● **Exercise data**:
* * * * * * *

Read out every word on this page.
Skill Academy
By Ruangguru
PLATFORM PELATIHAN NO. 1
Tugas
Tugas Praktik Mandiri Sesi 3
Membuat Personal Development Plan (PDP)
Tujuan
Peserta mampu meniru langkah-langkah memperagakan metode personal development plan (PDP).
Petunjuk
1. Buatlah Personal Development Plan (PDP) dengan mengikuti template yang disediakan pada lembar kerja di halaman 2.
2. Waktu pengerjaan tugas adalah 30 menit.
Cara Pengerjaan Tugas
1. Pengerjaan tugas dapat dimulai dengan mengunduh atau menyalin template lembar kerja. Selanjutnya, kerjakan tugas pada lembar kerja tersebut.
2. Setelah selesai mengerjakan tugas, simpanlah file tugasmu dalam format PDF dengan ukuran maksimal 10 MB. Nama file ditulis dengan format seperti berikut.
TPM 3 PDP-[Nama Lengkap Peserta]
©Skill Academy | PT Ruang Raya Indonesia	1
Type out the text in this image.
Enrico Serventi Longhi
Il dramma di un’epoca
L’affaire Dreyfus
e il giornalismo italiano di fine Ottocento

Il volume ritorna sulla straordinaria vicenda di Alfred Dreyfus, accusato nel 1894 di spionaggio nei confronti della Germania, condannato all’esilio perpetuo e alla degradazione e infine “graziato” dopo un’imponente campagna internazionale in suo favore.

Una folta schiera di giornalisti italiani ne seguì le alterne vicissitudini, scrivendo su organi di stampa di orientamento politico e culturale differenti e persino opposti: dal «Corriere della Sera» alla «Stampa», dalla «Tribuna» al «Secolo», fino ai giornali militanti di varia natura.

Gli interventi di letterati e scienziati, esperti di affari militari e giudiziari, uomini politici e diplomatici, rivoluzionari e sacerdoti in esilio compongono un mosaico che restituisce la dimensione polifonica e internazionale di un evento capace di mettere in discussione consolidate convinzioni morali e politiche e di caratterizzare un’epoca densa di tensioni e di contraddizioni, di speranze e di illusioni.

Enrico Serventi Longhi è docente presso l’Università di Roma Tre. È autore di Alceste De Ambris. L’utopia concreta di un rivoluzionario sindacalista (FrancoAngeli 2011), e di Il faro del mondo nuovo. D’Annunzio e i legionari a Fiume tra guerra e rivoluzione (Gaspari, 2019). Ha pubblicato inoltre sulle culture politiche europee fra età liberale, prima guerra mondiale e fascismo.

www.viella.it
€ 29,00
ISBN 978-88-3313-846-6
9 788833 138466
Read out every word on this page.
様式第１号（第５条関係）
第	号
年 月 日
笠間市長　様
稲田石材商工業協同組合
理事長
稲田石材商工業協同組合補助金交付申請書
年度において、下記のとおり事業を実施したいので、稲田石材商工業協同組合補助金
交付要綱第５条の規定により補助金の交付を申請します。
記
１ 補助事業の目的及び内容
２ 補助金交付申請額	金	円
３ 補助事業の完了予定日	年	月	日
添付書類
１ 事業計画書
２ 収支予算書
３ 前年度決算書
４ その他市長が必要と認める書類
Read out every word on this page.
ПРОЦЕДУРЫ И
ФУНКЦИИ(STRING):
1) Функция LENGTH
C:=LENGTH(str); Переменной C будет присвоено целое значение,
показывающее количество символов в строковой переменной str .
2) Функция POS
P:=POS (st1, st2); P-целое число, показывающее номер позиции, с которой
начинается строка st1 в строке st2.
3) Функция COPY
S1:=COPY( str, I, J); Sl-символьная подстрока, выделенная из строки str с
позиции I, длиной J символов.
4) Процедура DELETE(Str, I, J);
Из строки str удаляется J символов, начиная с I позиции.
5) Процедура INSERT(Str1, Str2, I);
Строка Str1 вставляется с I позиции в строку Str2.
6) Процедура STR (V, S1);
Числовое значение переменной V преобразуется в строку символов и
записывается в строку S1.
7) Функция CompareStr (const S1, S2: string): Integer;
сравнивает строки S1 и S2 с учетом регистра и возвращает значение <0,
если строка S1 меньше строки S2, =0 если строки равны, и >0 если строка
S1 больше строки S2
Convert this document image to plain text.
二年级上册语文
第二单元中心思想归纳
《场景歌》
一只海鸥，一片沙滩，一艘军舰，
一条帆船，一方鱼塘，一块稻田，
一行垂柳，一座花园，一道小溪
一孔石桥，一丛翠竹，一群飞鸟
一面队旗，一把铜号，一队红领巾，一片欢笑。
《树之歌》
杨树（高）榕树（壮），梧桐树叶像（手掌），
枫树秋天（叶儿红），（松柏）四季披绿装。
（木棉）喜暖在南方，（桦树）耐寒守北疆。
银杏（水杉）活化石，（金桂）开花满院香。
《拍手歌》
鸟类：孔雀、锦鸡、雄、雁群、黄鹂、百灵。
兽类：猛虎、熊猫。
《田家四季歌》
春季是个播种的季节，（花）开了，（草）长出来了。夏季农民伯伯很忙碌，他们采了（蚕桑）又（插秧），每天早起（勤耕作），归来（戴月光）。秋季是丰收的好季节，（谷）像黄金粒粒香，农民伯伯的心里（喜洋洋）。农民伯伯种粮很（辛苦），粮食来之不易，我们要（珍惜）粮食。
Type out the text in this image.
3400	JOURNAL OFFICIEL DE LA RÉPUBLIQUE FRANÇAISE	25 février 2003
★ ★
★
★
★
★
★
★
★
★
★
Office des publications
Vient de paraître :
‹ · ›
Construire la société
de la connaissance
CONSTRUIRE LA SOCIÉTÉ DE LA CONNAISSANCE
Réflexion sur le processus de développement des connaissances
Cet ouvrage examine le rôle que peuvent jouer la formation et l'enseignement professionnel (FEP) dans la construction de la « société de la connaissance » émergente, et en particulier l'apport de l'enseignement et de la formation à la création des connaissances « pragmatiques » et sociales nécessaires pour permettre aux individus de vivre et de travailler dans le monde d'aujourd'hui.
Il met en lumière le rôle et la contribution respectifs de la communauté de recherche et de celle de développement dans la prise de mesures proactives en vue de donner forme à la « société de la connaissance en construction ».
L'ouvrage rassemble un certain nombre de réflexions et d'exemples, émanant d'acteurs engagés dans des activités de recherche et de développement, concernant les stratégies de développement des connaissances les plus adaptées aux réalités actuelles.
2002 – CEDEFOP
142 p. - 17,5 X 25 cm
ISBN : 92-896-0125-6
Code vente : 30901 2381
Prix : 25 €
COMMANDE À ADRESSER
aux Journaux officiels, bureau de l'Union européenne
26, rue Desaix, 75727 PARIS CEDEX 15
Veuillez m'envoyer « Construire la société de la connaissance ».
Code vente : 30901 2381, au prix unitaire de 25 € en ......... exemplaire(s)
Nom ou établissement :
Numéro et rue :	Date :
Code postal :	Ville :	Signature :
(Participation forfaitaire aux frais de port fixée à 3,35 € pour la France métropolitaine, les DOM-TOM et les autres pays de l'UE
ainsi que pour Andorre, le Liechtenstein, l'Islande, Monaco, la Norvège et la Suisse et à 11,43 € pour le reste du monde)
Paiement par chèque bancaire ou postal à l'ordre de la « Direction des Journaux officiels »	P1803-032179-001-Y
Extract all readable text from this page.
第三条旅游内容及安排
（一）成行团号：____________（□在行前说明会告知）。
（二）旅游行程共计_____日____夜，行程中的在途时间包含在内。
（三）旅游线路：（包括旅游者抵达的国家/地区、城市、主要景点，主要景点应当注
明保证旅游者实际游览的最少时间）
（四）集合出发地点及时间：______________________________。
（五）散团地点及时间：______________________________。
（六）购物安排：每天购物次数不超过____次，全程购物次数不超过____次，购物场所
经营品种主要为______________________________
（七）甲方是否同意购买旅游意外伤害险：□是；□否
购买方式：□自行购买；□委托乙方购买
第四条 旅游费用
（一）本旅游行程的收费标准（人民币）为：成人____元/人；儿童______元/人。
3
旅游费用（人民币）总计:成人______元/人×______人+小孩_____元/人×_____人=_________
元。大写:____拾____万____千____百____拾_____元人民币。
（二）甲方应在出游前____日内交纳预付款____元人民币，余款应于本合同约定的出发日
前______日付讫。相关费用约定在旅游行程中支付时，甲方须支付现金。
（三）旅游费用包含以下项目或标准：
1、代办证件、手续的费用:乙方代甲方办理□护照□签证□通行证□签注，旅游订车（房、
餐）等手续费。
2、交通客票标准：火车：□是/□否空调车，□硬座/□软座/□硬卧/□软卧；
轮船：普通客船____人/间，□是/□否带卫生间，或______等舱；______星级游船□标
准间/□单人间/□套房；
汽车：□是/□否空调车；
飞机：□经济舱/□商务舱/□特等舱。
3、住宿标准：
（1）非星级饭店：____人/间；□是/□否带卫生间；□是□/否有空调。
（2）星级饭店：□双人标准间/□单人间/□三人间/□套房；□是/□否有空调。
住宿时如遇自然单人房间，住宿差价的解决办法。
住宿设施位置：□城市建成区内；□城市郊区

* * * * * * *

● **Exercise prompt**: Give only the number of lines that include the word "template".

● **The reply**: 2